-- BRIEF --
Each line containing the word "atomics" should be found and copied.

********

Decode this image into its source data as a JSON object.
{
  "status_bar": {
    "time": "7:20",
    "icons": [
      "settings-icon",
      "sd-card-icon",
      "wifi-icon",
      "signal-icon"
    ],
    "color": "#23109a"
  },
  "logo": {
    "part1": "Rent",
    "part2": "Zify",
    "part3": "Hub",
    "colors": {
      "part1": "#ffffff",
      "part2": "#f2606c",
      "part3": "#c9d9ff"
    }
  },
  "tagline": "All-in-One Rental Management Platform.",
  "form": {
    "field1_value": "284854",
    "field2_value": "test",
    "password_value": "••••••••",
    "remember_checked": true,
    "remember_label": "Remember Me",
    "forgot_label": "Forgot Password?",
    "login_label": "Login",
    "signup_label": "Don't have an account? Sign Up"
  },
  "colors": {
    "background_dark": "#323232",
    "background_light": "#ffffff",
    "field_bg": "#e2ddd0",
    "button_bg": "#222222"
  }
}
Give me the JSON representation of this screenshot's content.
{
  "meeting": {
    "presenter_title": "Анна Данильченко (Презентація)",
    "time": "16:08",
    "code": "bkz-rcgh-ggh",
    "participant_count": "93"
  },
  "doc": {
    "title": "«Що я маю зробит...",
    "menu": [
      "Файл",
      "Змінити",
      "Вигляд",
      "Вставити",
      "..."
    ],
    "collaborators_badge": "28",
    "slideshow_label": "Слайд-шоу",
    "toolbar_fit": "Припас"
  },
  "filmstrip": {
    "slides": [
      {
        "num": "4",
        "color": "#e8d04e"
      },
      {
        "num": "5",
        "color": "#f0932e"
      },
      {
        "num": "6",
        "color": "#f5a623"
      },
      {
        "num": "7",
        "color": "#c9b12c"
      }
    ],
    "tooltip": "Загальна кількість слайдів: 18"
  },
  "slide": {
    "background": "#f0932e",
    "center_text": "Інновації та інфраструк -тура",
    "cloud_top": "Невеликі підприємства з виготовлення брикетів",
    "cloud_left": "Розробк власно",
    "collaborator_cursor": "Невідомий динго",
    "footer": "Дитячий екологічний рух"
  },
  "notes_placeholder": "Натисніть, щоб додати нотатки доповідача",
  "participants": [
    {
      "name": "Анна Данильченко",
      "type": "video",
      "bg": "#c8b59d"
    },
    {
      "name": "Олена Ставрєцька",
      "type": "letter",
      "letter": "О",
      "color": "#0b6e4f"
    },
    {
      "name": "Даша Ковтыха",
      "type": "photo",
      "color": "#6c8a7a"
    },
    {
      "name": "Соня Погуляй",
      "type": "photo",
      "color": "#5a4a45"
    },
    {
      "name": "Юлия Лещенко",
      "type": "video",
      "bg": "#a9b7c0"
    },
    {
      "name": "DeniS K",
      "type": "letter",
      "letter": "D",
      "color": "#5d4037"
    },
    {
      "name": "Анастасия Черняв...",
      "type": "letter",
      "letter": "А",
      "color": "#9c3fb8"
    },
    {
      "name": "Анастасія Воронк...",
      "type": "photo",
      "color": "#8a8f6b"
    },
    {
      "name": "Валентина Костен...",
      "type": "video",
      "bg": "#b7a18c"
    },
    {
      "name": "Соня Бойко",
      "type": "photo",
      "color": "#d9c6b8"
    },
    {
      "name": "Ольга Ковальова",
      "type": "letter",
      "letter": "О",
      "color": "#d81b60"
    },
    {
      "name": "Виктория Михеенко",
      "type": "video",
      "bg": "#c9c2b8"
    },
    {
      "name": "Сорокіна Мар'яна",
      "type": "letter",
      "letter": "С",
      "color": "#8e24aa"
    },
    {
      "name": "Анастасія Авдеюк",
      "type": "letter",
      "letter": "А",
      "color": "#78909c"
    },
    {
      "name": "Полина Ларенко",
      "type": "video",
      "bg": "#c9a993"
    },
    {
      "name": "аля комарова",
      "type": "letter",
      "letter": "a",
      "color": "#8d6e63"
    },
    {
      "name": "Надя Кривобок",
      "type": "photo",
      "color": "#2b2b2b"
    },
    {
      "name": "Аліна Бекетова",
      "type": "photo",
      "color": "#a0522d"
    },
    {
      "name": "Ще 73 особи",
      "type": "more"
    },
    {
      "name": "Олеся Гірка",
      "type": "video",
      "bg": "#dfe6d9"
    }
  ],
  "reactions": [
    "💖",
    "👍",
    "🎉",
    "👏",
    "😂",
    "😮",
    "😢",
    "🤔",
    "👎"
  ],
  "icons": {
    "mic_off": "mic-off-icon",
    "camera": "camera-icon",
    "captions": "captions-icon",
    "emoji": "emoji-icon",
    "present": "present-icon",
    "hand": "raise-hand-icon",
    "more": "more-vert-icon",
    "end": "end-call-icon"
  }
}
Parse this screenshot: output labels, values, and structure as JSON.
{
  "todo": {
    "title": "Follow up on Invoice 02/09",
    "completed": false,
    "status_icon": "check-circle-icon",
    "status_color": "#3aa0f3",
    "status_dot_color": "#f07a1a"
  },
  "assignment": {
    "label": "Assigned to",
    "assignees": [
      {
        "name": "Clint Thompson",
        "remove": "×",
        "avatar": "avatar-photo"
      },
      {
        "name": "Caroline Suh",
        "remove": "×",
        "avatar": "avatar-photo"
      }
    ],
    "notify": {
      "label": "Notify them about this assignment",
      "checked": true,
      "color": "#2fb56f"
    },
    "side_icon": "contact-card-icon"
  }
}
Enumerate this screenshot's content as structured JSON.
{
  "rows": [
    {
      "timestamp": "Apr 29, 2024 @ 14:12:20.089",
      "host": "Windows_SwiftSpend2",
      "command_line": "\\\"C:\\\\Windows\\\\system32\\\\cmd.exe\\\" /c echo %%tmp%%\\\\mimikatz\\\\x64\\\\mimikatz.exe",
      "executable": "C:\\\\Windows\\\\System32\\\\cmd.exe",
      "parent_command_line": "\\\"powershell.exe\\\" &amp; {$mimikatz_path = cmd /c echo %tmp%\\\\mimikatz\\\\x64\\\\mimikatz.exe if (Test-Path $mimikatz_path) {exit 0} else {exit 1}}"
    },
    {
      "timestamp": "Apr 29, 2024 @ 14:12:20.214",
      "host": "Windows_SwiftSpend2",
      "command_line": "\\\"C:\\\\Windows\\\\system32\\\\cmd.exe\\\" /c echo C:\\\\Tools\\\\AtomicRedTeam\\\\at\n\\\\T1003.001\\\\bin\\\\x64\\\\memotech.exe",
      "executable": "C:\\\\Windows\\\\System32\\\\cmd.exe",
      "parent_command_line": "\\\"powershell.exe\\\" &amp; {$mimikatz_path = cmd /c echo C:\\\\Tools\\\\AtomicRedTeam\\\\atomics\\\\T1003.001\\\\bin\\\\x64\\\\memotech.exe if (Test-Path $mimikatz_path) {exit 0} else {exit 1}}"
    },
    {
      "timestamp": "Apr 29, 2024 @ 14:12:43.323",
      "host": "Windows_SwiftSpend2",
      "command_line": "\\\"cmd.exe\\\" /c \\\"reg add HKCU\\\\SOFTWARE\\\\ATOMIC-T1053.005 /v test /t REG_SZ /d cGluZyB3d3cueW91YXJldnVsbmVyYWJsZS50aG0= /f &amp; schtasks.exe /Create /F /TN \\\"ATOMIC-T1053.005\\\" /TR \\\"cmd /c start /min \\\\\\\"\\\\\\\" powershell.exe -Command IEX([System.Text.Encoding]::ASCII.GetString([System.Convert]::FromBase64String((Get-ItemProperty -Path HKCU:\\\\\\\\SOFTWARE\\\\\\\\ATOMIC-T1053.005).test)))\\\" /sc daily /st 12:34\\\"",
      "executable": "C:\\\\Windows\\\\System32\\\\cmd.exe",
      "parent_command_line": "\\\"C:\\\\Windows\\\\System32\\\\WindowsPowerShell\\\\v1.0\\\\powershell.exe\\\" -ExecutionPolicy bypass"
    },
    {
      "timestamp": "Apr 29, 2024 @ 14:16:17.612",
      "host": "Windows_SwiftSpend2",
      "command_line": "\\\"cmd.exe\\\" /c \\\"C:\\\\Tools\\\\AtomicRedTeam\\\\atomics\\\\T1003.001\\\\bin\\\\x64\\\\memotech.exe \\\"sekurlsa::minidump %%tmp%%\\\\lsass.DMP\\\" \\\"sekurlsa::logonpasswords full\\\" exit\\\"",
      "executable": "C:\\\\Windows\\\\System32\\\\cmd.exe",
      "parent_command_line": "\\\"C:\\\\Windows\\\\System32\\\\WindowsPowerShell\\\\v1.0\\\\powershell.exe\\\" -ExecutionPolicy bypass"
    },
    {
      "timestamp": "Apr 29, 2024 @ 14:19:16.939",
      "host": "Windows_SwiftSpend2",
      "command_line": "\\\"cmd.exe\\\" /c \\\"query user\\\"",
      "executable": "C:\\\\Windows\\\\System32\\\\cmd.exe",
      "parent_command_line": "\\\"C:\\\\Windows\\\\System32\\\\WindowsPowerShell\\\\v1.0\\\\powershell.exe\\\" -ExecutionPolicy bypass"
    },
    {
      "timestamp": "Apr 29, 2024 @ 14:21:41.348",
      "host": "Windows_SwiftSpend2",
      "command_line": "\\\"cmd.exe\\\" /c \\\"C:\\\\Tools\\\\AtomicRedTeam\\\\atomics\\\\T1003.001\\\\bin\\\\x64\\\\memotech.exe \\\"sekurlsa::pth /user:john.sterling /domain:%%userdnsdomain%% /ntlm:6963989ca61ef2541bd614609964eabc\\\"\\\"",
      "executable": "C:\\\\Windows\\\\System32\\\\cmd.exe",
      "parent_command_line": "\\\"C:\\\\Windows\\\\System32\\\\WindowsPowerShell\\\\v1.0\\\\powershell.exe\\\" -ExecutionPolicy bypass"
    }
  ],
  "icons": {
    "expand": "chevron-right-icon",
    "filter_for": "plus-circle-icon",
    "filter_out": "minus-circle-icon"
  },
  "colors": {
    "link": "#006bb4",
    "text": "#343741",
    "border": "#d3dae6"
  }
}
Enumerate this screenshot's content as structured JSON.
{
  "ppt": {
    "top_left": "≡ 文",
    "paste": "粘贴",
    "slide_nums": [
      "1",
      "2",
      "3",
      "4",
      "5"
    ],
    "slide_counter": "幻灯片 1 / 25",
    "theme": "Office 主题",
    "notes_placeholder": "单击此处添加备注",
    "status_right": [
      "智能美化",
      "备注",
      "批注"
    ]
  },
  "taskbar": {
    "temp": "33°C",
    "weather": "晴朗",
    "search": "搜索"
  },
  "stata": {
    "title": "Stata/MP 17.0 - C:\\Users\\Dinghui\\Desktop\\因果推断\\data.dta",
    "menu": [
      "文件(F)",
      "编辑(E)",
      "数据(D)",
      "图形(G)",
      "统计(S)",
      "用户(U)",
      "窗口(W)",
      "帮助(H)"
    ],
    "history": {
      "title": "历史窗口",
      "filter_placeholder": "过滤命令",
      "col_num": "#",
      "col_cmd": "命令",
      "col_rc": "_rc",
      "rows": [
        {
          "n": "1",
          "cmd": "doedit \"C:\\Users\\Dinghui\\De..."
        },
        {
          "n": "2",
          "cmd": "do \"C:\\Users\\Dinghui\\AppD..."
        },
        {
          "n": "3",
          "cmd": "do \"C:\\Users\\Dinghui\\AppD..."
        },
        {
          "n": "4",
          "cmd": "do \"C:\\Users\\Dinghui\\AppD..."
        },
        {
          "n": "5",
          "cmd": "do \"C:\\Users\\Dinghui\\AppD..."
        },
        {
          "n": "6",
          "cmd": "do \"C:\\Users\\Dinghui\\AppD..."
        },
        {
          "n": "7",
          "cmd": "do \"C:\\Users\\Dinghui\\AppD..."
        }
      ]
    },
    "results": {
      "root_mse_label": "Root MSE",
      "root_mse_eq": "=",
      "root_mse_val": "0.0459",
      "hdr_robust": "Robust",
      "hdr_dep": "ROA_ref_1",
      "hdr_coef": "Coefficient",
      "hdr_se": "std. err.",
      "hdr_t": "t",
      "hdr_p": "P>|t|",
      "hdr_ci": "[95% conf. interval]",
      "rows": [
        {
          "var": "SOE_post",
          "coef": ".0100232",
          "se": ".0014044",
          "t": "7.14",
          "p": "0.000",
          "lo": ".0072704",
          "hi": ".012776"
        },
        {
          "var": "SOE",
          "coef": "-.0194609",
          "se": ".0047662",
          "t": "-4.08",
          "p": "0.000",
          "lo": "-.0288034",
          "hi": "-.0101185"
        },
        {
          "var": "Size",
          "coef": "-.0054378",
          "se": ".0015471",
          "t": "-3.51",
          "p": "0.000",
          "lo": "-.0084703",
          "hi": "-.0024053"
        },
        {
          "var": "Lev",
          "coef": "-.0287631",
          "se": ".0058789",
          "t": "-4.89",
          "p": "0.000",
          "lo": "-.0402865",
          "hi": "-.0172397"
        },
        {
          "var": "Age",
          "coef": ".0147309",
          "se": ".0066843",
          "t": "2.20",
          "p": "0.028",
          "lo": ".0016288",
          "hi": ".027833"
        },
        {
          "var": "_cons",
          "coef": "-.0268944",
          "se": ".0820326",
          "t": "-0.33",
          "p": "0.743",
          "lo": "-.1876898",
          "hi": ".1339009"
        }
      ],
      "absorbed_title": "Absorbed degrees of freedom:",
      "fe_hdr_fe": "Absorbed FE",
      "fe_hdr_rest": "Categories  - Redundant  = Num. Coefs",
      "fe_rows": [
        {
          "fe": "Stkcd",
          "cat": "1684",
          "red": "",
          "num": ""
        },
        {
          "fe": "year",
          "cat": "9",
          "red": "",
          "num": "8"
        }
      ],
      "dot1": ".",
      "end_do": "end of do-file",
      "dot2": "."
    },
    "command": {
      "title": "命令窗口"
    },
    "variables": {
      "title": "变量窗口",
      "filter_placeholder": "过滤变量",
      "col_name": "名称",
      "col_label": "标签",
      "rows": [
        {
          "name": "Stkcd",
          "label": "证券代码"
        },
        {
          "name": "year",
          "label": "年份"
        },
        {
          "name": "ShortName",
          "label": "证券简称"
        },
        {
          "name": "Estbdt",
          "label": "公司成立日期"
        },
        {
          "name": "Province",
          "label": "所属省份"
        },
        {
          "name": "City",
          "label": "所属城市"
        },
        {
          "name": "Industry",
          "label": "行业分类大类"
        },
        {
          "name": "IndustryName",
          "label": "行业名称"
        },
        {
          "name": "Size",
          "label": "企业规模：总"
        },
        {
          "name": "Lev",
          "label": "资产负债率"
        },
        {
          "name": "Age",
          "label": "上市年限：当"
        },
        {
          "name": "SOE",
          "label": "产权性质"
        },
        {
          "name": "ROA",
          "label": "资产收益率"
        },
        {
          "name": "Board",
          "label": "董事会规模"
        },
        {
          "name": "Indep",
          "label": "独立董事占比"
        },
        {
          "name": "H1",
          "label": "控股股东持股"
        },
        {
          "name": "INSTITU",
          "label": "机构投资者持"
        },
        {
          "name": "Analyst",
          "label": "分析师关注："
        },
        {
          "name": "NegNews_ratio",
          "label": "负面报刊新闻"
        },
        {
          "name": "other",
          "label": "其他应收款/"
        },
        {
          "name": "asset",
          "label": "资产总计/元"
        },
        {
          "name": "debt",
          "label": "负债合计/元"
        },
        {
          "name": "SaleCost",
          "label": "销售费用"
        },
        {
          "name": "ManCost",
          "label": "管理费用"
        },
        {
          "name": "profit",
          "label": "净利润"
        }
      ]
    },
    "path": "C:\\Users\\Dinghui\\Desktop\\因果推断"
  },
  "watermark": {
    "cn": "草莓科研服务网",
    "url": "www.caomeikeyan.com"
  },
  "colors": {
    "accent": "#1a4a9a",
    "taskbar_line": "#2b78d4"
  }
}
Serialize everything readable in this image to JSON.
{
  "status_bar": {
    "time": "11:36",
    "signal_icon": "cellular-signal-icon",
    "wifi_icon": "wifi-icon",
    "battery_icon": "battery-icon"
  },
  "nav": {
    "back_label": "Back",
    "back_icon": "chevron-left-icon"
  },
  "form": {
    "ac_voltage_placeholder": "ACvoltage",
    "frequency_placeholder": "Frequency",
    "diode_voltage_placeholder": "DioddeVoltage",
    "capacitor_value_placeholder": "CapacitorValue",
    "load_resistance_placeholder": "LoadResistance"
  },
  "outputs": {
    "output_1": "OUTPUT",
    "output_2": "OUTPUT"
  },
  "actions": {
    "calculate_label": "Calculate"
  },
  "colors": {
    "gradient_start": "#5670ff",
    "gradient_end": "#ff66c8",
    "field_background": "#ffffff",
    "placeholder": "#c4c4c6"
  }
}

********

-- ANSWER BELOW --
      "parent_command_line": "\\\"powershell.exe\\\" &amp; {$mimikatz_path = cmd /c echo C:\\\\Tools\\\\AtomicRedTeam\\\\atomics\\\\T1003.001\\\\bin\\\\x64\\\\memotech.exe if (Test-Path $mimikatz_path) {exit 0} else {exit 1}}"
      "command_line": "\\\"cmd.exe\\\" /c \\\"C:\\\\Tools\\\\AtomicRedTeam\\\\atomics\\\\T1003.001\\\\bin\\\\x64\\\\memotech.exe \\\"sekurlsa::minidump %%tmp%%\\\\lsass.DMP\\\" \\\"sekurlsa::logonpasswords full\\\" exit\\\"",
      "command_line": "\\\"cmd.exe\\\" /c \\\"C:\\\\Tools\\\\AtomicRedTeam\\\\atomics\\\\T1003.001\\\\bin\\\\x64\\\\memotech.exe \\\"sekurlsa::pth /user:john.sterling /domain:%%userdnsdomain%% /ntlm:6963989ca61ef2541bd614609964eabc\\\"\\\"",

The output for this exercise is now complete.